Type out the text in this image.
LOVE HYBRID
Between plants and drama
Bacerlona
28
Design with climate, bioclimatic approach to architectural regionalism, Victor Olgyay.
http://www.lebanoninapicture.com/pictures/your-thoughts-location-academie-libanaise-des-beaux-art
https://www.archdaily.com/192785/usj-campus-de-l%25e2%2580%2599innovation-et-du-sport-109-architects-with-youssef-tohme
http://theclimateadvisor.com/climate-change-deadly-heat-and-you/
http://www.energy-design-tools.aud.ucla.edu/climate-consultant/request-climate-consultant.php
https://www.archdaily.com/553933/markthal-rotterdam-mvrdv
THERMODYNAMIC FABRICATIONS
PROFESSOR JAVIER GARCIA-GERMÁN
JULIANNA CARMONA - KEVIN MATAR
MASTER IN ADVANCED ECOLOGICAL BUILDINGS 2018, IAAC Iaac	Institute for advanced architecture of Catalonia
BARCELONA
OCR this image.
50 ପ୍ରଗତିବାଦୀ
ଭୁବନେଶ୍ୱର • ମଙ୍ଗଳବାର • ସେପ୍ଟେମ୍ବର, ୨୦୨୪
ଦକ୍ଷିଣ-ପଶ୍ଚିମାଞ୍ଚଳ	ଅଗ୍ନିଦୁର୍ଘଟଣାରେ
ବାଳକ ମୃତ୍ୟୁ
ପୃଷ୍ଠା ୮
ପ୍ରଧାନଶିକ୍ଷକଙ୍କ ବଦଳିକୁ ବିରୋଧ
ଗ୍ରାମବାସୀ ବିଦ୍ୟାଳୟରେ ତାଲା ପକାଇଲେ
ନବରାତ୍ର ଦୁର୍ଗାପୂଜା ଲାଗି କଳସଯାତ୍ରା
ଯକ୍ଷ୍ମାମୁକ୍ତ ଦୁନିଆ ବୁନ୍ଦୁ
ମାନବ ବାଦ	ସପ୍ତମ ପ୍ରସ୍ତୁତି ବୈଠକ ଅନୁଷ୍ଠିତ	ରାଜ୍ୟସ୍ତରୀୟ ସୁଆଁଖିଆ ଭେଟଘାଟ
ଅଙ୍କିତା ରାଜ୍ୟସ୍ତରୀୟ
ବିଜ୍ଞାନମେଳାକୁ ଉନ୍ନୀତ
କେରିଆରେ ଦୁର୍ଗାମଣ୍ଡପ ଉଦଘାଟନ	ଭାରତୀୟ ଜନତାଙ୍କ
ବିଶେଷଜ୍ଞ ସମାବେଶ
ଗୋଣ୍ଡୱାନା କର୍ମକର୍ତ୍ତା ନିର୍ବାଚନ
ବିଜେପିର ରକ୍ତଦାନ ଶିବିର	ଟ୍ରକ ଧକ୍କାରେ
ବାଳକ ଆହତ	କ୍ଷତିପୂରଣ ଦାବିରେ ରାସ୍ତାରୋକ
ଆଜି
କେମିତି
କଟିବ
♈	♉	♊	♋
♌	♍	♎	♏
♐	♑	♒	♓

■ Objective
All of the entries above must be quoted exactly.

■ Completed task
Type out the text in this image.
LOVE HYBRID
Between plants and drama
Bacerlona
28
Design with climate, bioclimatic approach to architectural regionalism, Victor Olgyay.
http://www.lebanoninapicture.com/pictures/your-thoughts-location-academie-libanaise-des-beaux-art
https://www.archdaily.com/192785/usj-campus-de-l%25e2%2580%2599innovation-et-du-sport-109-architects-with-youssef-tohme
http://theclimateadvisor.com/climate-change-deadly-heat-and-you/
http://www.energy-design-tools.aud.ucla.edu/climate-consultant/request-climate-consultant.php
https://www.archdaily.com/553933/markthal-rotterdam-mvrdv
THERMODYNAMIC FABRICATIONS
PROFESSOR JAVIER GARCIA-GERMÁN
JULIANNA CARMONA - KEVIN MATAR
MASTER IN ADVANCED ECOLOGICAL BUILDINGS 2018, IAAC Iaac	Institute for advanced architecture of Catalonia
BARCELONA
OCR this image.
50 ପ୍ରଗତିବାଦୀ
ଭୁବନେଶ୍ୱର • ମଙ୍ଗଳବାର • ସେପ୍ଟେମ୍ବର, ୨୦୨୪
ଦକ୍ଷିଣ-ପଶ୍ଚିମାଞ୍ଚଳ	ଅଗ୍ନିଦୁର୍ଘଟଣାରେ
ବାଳକ ମୃତ୍ୟୁ
ପୃଷ୍ଠା ୮
ପ୍ରଧାନଶିକ୍ଷକଙ୍କ ବଦଳିକୁ ବିରୋଧ
ଗ୍ରାମବାସୀ ବିଦ୍ୟାଳୟରେ ତାଲା ପକାଇଲେ
ନବରାତ୍ର ଦୁର୍ଗାପୂଜା ଲାଗି କଳସଯାତ୍ରା
ଯକ୍ଷ୍ମାମୁକ୍ତ ଦୁନିଆ ବୁନ୍ଦୁ
ମାନବ ବାଦ	ସପ୍ତମ ପ୍ରସ୍ତୁତି ବୈଠକ ଅନୁଷ୍ଠିତ	ରାଜ୍ୟସ୍ତରୀୟ ସୁଆଁଖିଆ ଭେଟଘାଟ
ଅଙ୍କିତା ରାଜ୍ୟସ୍ତରୀୟ
ବିଜ୍ଞାନମେଳାକୁ ଉନ୍ନୀତ
କେରିଆରେ ଦୁର୍ଗାମଣ୍ଡପ ଉଦଘାଟନ	ଭାରତୀୟ ଜନତାଙ୍କ
ବିଶେଷଜ୍ଞ ସମାବେଶ
ଗୋଣ୍ଡୱାନା କର୍ମକର୍ତ୍ତା ନିର୍ବାଚନ
ବିଜେପିର ରକ୍ତଦାନ ଶିବିର	ଟ୍ରକ ଧକ୍କାରେ
ବାଳକ ଆହତ	କ୍ଷତିପୂରଣ ଦାବିରେ ରାସ୍ତାରୋକ
ଆଜି
କେମିତି
କଟିବ
♈	♉	♊	♋
♌	♍	♎	♏
♐	♑	♒	♓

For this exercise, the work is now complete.